»»
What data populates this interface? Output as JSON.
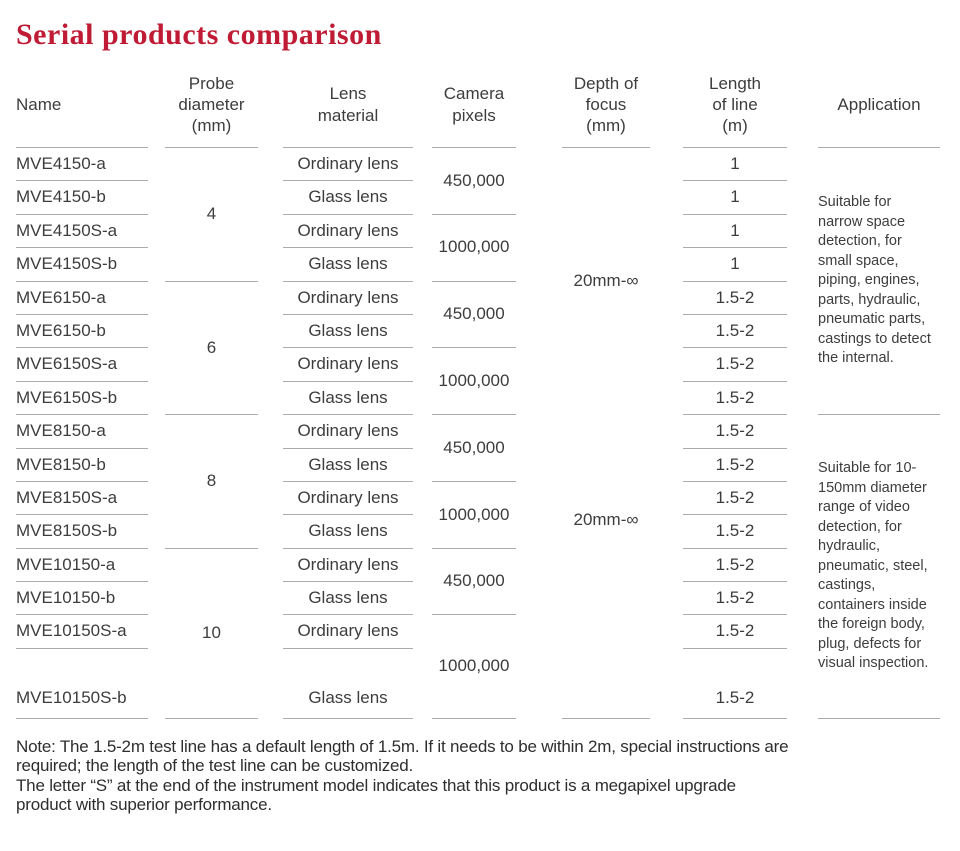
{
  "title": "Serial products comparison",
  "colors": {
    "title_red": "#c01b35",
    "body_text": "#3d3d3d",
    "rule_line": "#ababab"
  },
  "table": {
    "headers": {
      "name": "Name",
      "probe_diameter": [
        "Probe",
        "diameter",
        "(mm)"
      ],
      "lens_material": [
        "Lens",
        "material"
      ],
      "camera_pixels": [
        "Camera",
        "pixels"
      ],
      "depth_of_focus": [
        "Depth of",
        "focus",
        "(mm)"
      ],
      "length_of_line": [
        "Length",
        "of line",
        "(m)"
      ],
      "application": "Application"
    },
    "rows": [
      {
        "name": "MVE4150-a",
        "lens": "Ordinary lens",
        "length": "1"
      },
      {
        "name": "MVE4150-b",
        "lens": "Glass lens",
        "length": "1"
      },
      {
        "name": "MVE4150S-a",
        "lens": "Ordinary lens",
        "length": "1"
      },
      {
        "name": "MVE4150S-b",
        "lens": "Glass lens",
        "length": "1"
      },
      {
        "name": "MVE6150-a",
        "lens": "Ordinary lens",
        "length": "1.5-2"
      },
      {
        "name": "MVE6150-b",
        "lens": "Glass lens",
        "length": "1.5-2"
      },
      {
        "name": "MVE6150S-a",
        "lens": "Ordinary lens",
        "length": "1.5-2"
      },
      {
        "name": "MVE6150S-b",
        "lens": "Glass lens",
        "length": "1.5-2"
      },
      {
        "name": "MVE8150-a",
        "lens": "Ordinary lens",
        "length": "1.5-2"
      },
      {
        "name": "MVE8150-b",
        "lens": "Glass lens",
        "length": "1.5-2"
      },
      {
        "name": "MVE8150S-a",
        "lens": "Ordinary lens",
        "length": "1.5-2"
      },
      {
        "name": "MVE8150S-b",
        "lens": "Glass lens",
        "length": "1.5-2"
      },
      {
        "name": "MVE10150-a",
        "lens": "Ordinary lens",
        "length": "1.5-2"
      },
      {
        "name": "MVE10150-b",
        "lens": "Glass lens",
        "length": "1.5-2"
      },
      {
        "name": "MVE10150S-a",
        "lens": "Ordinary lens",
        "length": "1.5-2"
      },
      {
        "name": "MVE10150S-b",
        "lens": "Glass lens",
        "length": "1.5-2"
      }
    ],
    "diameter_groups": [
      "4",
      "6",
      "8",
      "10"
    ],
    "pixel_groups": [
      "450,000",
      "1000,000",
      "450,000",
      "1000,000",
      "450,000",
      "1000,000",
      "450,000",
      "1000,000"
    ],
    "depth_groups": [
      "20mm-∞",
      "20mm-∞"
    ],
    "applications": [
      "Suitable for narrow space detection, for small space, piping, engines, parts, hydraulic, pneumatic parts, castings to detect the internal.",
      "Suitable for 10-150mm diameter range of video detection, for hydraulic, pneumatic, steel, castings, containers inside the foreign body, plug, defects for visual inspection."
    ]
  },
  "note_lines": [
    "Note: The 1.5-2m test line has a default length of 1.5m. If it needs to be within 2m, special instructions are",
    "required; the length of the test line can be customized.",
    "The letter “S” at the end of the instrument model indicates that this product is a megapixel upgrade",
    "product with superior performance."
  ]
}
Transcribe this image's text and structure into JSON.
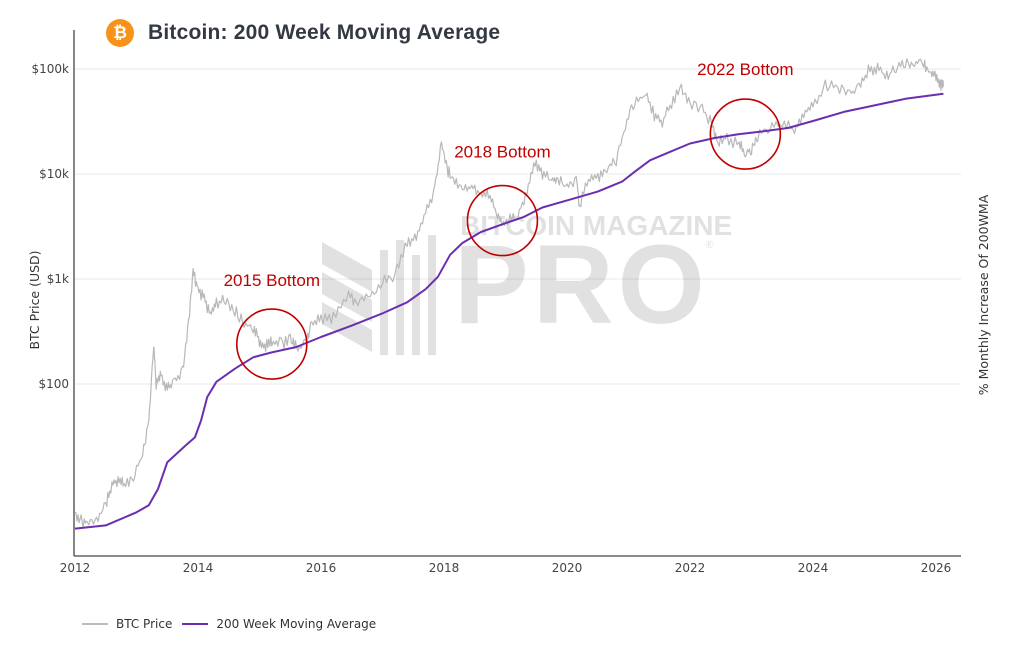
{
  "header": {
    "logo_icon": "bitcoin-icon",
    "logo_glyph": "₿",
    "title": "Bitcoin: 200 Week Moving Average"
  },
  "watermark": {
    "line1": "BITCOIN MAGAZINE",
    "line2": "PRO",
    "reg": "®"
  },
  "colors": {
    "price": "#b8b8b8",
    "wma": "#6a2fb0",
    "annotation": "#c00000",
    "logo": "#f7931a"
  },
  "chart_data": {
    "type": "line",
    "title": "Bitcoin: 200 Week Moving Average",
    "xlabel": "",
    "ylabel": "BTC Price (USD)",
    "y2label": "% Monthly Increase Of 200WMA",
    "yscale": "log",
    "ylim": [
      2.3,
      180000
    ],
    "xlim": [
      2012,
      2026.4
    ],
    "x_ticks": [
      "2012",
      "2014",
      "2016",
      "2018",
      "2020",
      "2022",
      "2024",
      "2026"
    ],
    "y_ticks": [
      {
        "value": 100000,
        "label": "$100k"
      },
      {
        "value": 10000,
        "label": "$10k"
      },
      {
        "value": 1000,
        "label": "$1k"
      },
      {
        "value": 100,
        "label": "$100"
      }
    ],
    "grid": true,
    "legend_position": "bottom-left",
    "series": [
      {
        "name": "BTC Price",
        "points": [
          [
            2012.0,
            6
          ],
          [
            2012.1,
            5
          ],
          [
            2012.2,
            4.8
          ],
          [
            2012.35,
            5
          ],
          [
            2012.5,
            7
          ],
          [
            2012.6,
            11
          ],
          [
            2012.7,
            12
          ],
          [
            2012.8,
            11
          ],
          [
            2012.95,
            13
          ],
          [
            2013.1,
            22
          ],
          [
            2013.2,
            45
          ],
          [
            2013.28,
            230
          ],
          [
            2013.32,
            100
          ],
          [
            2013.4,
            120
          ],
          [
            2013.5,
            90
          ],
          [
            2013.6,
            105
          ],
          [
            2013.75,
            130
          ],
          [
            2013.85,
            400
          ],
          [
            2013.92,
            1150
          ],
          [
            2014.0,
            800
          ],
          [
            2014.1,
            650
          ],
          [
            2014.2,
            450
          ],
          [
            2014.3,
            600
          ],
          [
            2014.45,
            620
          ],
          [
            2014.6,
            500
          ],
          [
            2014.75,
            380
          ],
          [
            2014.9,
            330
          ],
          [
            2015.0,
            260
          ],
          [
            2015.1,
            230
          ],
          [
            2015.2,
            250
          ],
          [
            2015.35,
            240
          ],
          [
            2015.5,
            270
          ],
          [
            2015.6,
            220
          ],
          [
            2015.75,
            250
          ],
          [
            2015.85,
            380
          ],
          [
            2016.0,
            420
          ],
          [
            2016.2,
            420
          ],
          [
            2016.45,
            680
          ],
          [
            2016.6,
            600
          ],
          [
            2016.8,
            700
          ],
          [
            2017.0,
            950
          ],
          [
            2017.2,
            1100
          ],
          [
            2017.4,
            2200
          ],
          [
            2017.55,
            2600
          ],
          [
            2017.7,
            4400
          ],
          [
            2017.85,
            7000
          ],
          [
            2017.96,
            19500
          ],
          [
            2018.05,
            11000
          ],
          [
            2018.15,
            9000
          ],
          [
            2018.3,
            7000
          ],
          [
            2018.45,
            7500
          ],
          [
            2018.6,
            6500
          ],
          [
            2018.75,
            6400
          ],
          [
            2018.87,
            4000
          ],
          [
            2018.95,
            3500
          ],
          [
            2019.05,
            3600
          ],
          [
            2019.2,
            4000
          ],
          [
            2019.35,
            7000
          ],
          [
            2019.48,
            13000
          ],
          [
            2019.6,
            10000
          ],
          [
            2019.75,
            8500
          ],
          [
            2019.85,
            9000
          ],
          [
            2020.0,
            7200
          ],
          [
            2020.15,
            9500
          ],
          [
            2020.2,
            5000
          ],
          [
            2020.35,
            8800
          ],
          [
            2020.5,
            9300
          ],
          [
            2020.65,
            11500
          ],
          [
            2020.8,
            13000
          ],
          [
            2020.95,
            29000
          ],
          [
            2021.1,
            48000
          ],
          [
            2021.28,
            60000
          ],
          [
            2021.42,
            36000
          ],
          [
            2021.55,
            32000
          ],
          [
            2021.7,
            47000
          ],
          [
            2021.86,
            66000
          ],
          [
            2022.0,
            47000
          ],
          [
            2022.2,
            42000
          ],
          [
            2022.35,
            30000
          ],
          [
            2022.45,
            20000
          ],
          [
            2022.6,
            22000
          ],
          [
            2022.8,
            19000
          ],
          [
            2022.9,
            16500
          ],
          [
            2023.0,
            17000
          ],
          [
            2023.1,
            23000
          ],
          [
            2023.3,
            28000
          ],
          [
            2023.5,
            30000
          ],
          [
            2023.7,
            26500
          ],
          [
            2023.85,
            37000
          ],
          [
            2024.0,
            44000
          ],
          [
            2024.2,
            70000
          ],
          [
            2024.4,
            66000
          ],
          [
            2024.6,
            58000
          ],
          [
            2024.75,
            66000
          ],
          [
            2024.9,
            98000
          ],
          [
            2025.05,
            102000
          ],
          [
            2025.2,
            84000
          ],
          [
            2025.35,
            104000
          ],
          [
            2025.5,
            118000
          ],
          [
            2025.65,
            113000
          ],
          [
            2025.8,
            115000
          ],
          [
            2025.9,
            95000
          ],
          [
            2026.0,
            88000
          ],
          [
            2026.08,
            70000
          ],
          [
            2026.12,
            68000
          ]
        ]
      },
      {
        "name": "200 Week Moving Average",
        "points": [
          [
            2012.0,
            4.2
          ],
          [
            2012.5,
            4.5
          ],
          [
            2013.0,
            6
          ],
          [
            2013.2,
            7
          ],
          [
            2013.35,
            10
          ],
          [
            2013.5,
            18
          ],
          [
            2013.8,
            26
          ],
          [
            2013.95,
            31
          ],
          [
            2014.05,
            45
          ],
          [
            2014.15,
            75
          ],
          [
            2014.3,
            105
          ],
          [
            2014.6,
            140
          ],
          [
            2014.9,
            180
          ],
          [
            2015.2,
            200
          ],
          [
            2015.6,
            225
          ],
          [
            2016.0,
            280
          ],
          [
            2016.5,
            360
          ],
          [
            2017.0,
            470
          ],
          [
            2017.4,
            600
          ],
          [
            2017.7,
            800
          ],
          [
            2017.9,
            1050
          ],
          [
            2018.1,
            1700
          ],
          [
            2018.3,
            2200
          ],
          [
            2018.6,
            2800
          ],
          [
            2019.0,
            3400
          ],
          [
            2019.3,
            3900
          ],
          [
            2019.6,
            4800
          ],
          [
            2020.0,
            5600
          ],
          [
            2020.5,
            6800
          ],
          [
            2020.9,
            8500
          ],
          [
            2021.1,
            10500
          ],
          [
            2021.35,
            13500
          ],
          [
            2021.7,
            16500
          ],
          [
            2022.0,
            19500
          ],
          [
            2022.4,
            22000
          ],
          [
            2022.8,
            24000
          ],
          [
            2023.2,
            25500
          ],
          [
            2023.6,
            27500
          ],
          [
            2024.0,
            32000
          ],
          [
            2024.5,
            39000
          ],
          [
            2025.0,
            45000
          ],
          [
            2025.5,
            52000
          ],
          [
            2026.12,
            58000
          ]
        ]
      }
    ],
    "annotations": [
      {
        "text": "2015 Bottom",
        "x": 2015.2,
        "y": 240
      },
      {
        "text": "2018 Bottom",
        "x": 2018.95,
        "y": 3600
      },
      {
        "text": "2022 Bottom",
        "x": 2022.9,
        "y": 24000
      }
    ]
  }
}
««
> **AIM OF THE EXERCISE**: Extract every line from the records above that contains the word "Average".

> **THE RESPONSE**:
    "title": "Bitcoin: 200 Week Moving Average"
    "title": "Bitcoin: 200 Week Moving Average",
        "name": "200 Week Moving Average",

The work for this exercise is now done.